### Given exercise
In the records below, work out how many lines hold the word "Liola". Report the number alone.

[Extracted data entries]
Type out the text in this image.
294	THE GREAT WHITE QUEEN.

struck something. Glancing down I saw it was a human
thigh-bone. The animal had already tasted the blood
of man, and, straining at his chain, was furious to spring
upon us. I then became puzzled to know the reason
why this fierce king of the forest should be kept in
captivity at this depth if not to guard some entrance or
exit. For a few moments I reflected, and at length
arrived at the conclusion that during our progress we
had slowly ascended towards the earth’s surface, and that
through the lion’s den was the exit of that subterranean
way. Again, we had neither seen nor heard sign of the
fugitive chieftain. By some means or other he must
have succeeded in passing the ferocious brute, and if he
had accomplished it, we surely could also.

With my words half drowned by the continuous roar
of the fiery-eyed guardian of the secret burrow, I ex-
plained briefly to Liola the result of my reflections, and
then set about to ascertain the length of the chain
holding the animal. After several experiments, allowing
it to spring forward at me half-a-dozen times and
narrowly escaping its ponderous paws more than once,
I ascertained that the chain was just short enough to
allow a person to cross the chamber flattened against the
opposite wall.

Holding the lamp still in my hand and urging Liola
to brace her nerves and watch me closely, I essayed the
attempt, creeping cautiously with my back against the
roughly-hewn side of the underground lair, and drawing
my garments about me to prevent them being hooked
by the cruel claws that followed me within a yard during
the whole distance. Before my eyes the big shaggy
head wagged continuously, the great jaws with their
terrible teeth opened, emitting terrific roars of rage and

### Solution to this exercise
2